Find the string "INFORMATION" and gather every line that holds it.
········
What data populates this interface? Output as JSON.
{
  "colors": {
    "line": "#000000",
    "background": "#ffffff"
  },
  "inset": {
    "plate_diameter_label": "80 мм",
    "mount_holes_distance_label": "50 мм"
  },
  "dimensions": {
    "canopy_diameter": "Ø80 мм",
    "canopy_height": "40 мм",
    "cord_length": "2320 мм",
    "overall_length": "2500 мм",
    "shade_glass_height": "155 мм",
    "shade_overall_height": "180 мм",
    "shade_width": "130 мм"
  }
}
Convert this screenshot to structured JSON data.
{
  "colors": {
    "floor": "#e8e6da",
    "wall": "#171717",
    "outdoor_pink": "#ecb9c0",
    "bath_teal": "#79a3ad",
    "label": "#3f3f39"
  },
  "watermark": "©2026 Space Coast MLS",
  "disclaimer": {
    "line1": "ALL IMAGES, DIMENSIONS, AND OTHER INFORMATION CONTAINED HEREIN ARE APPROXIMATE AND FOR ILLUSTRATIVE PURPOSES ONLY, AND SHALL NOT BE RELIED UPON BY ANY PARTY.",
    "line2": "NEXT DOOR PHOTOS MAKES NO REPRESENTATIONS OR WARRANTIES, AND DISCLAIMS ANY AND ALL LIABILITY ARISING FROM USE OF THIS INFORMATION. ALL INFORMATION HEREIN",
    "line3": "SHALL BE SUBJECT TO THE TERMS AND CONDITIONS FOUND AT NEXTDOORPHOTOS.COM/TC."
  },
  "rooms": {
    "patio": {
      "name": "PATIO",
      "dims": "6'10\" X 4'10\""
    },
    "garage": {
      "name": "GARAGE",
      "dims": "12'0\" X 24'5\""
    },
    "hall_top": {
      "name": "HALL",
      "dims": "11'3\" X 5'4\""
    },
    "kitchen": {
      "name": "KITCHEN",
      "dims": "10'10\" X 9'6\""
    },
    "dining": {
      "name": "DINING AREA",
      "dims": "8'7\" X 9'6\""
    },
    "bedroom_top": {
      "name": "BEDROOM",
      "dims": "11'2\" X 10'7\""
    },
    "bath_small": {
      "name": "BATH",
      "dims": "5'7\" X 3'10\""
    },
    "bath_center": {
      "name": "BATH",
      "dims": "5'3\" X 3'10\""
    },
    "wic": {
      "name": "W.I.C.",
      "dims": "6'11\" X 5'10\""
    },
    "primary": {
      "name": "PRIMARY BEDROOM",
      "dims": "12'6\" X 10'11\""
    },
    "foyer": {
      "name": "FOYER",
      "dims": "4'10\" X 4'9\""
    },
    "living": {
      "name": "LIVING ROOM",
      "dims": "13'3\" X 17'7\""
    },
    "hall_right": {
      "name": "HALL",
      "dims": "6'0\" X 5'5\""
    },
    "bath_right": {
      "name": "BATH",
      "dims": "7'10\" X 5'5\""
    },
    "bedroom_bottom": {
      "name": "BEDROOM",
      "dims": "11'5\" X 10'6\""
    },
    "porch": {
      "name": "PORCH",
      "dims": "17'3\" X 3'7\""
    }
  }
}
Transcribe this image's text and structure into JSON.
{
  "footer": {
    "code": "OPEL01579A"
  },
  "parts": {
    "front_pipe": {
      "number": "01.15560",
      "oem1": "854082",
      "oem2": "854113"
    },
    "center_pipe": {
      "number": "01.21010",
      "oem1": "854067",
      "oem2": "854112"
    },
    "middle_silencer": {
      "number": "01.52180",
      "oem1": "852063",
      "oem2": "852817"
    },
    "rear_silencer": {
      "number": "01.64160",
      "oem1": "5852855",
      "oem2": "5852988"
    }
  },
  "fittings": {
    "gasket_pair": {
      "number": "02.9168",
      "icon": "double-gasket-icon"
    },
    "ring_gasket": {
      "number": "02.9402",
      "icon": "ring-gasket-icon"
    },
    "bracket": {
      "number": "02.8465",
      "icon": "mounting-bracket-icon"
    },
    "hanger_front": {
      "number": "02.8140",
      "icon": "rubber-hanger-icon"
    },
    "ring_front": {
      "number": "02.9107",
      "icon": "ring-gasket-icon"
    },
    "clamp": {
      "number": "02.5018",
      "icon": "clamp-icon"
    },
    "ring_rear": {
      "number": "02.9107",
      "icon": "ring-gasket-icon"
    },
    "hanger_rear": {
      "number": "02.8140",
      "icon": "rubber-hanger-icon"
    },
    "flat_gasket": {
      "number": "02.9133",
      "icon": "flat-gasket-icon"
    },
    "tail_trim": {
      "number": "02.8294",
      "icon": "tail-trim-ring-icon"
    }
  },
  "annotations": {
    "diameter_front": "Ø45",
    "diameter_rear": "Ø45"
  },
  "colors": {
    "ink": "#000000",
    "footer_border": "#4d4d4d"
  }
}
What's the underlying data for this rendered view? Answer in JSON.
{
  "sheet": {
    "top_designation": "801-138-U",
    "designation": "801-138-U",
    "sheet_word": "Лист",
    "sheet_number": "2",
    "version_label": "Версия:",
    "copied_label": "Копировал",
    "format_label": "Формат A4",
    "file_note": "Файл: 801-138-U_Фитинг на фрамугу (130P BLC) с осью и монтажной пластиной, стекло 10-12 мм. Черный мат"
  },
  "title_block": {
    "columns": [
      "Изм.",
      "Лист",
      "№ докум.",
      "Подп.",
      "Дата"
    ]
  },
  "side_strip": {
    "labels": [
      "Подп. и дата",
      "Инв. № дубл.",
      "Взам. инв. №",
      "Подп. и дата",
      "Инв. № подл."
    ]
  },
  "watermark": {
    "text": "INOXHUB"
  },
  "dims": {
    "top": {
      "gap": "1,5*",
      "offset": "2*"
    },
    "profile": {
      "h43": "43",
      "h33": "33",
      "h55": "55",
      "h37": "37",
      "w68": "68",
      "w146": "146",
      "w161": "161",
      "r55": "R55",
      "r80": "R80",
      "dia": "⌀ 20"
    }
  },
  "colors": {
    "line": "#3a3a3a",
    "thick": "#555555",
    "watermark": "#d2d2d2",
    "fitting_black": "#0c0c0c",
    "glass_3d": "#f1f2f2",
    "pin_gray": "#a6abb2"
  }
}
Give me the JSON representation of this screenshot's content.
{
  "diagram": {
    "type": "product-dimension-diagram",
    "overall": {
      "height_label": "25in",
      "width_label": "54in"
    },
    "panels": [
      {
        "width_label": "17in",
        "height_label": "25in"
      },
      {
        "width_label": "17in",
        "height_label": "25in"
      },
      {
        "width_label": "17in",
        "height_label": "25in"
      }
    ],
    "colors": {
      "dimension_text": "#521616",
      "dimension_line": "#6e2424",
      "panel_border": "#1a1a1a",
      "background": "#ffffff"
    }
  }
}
········
:: Exercise result ::
    "line1": "ALL IMAGES, DIMENSIONS, AND OTHER INFORMATION CONTAINED HEREIN ARE APPROXIMATE AND FOR ILLUSTRATIVE PURPOSES ONLY, AND SHALL NOT BE RELIED UPON BY ANY PARTY.",
    "line2": "NEXT DOOR PHOTOS MAKES NO REPRESENTATIONS OR WARRANTIES, AND DISCLAIMS ANY AND ALL LIABILITY ARISING FROM USE OF THIS INFORMATION. ALL INFORMATION HEREIN",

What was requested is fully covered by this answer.